# STATED GOAL
In the passage on phishing website detection, what kappa score did the AdaB-ForestPA-PWDM achieve?

# PASSAGE GIVEN
********************
Table 9 AdaB-ForestPA-PWDM evaluation scores
Table 10 AdaB-ForestPA-PWDM Confusion Matrix

The AdaB-ForestPA-PWDM showed an excellent predictive strength with an accuracy score of 97.40% and a ROC score of 0.996. These scores indicate the massive categorization prowess of the model with respect to both classes without bias. The kappa score of 0.9473 also signifies that the predictive strength of this model was not made out of chance but of intensified learning of the input data by the model. The TP rate of 0.981 showed the great strength of the model in detecting the phishing website, likewise, the FP rate of 0.035 reflects the ability of the model to drastically abate the problem of false notification of legitimate website as a phishing website. Also, the f-measure value of 0.974 (having produced a precision score of 0.973 and recall score of 0.974) supports the high predictive capability of AdaB-ForestPA-PWDM to ascertain if a website is ether legitimate or phishing.

5 Discussion

In this section, the reported results of the results will be discussed. The discussion will compare the reported performance of this study among themselves and against existing methods was reviewed in the related work section. Table 11 provides a tabular comparative analysis of this study and the existing methods.

Table 11 Comparative Analysis of Existing Phishing Website Detection Model

As seen, Table 11 presents a tabular comparative analysis of the developed PWDMs of the study as well as with other reviewed related existing methods. Having implemented the ForestPA algorithm (i.e. both as a single classifier and with two (2) enhanced variations (1) Bagging and (2) Boosting methods), as the proposed PWDMs which were evaluated and reported, it is, therefore, necessary to discuss the results. Beforehand, it is important to comparatively analyse and discuss the PWDMs of this study. While the ForestPA-PWDM does not produce a sub-standard model on its own, without gainsaying the two (2) implemented meta-learner approaches produced better models when evaluated across all the performance evaluation metrics as depicted in Figs. 2 and 3.

Fig. 2
figure 2

Accuracies of the developed PWDMs of this study

Fig. 3
figure 3

Pictorial representation of some performance evaluate scores of all models

It is noteworthy to highlight that in the light of this study, machine learning algorithms are highly competent in ascertaining whether a website is either legitimate or phishing. Through this study, it is evident that the simple implementation of appropriate machine learning algorithms for a defined problem is better than implementing complex and or hybridized algorithms. Often time, the implementation of deep learning for finding solutions to some problem is inappropriate—as the case of this phishing website detection, where simple machine learning algorithms will outperform deep learning methods (as seen in Table 11) because deep learning methods mainly performs on big data with multi-dimensions and tens of thousands of instances. Also, the development of complex model through hybridization of various feature selection technique and various stand-alone machine learning algorithm by [14] produced an accuracy of 97% (values of other performance metrics were not reported) which extremely competes with of 97.404% accuracy. However, the computational cost of [14] high performing method puts it at loss against the AdaB-ForestPA-PWDM. More so, the problem of parametrization of each of the four (4) algorithms used by [14] model is yet another detriment as compared to this study’s AdaB-ForestPA-PWDM.
********************
# DATASET RECORDS
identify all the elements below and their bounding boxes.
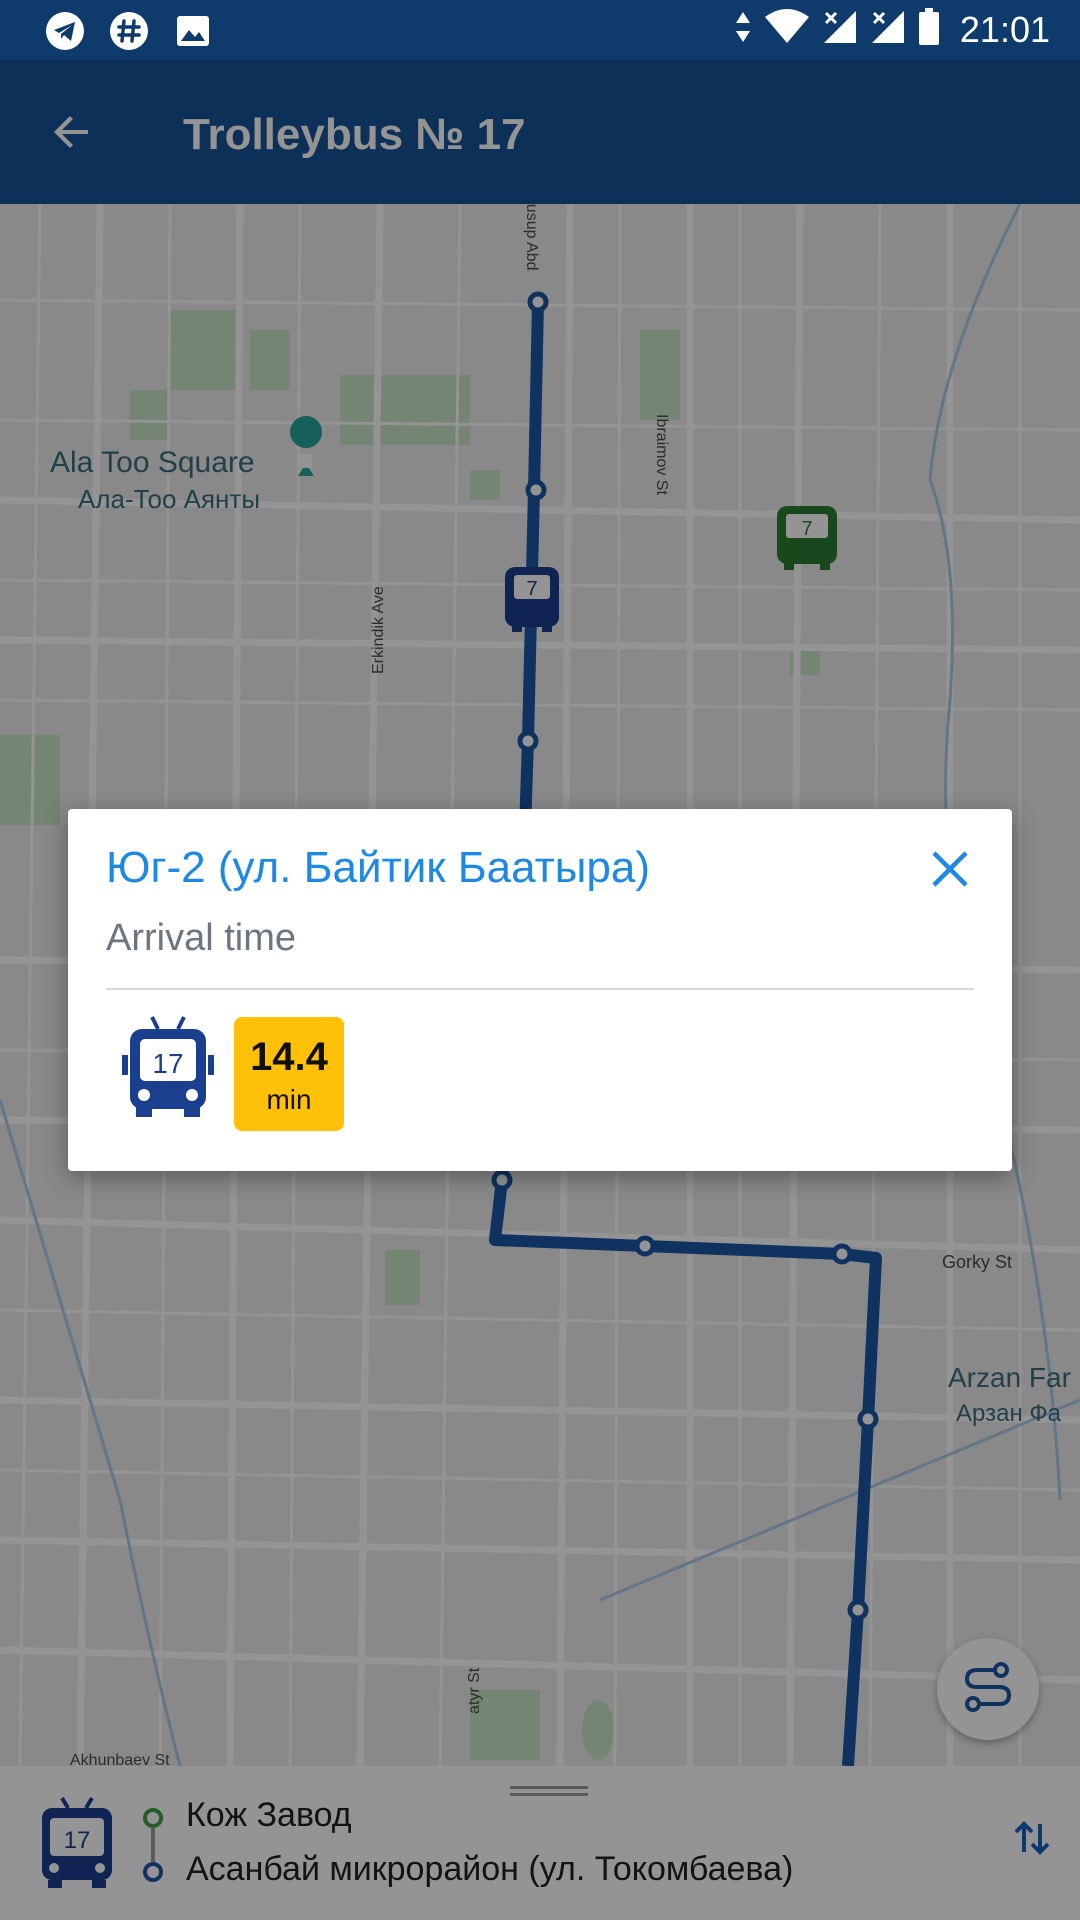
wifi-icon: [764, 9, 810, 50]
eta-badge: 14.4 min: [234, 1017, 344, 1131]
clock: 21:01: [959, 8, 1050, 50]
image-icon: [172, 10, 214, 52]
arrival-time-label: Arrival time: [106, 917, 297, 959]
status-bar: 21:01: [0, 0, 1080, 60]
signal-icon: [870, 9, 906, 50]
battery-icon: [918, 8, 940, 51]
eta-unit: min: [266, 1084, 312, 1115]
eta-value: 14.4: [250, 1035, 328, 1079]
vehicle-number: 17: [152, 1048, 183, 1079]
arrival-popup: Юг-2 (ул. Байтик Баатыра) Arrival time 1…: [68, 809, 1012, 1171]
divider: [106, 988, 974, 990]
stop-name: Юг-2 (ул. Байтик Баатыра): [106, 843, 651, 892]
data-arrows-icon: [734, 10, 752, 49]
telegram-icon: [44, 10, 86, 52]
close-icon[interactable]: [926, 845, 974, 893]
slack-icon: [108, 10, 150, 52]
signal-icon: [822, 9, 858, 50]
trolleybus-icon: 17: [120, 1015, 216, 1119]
********************
# SOLUTION FOR THIS PROBLEM
0.9473